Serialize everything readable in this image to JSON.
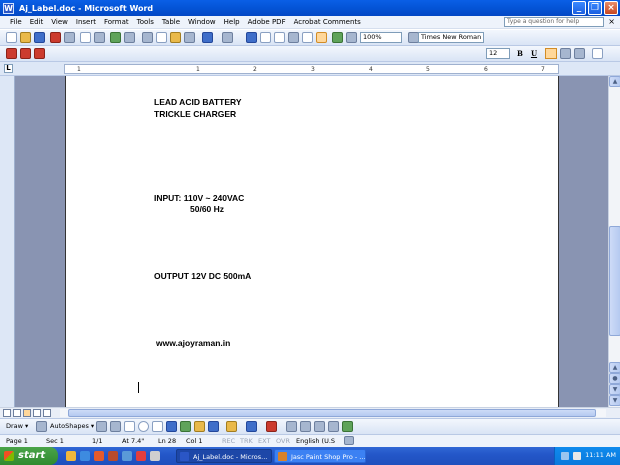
{
  "window": {
    "title": "Aj_Label.doc - Microsoft Word",
    "app_icon": "W",
    "minimize": "_",
    "maximize": "❐",
    "close": "×"
  },
  "menu": {
    "items": [
      "File",
      "Edit",
      "View",
      "Insert",
      "Format",
      "Tools",
      "Table",
      "Window",
      "Help",
      "Adobe PDF",
      "Acrobat Comments"
    ],
    "ask_placeholder": "Type a question for help",
    "doc_close": "×"
  },
  "toolbar": {
    "zoom": "100%",
    "font_name": "Times New Roman",
    "font_size": "12",
    "bold": "B",
    "underline": "U"
  },
  "ruler": {
    "ticks": [
      "1",
      "1",
      "2",
      "3",
      "4",
      "5",
      "6",
      "7"
    ]
  },
  "document": {
    "line1": "LEAD ACID BATTERY",
    "line2": "TRICKLE   CHARGER",
    "input_line1": "INPUT:  110V ~ 240VAC",
    "input_line2": "50/60 Hz",
    "output": "OUTPUT 12V DC 500mA",
    "website": "www.ajoyraman.in"
  },
  "drawing_toolbar": {
    "draw": "Draw ▾",
    "autoshapes": "AutoShapes ▾"
  },
  "status": {
    "page": "Page 1",
    "section": "Sec 1",
    "pages": "1/1",
    "at": "At  7.4\"",
    "line": "Ln  28",
    "col": "Col  1",
    "rec": "REC",
    "trk": "TRK",
    "ext": "EXT",
    "ovr": "OVR",
    "language": "English (U.S"
  },
  "taskbar": {
    "start": "start",
    "tasks": [
      "Aj_Label.doc - Micros...",
      "Jasc Paint Shop Pro - ..."
    ],
    "clock": "11:11 AM"
  }
}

GOAL: Each line of the data should be quoted exactly, with pictures left out.

TASK OUTPUT:
Serialize everything readable in this image to JSON.
{
  "window": {
    "title": "Aj_Label.doc - Microsoft Word",
    "app_icon": "W",
    "minimize": "_",
    "maximize": "❐",
    "close": "×"
  },
  "menu": {
    "items": [
      "File",
      "Edit",
      "View",
      "Insert",
      "Format",
      "Tools",
      "Table",
      "Window",
      "Help",
      "Adobe PDF",
      "Acrobat Comments"
    ],
    "ask_placeholder": "Type a question for help",
    "doc_close": "×"
  },
  "toolbar": {
    "zoom": "100%",
    "font_name": "Times New Roman",
    "font_size": "12",
    "bold": "B",
    "underline": "U"
  },
  "ruler": {
    "ticks": [
      "1",
      "1",
      "2",
      "3",
      "4",
      "5",
      "6",
      "7"
    ]
  },
  "document": {
    "line1": "LEAD ACID BATTERY",
    "line2": "TRICKLE   CHARGER",
    "input_line1": "INPUT:  110V ~ 240VAC",
    "input_line2": "50/60 Hz",
    "output": "OUTPUT 12V DC 500mA",
    "website": "www.ajoyraman.in"
  },
  "drawing_toolbar": {
    "draw": "Draw ▾",
    "autoshapes": "AutoShapes ▾"
  },
  "status": {
    "page": "Page 1",
    "section": "Sec 1",
    "pages": "1/1",
    "at": "At  7.4\"",
    "line": "Ln  28",
    "col": "Col  1",
    "rec": "REC",
    "trk": "TRK",
    "ext": "EXT",
    "ovr": "OVR",
    "language": "English (U.S"
  },
  "taskbar": {
    "start": "start",
    "tasks": [
      "Aj_Label.doc - Micros...",
      "Jasc Paint Shop Pro - ..."
    ],
    "clock": "11:11 AM"
  }
}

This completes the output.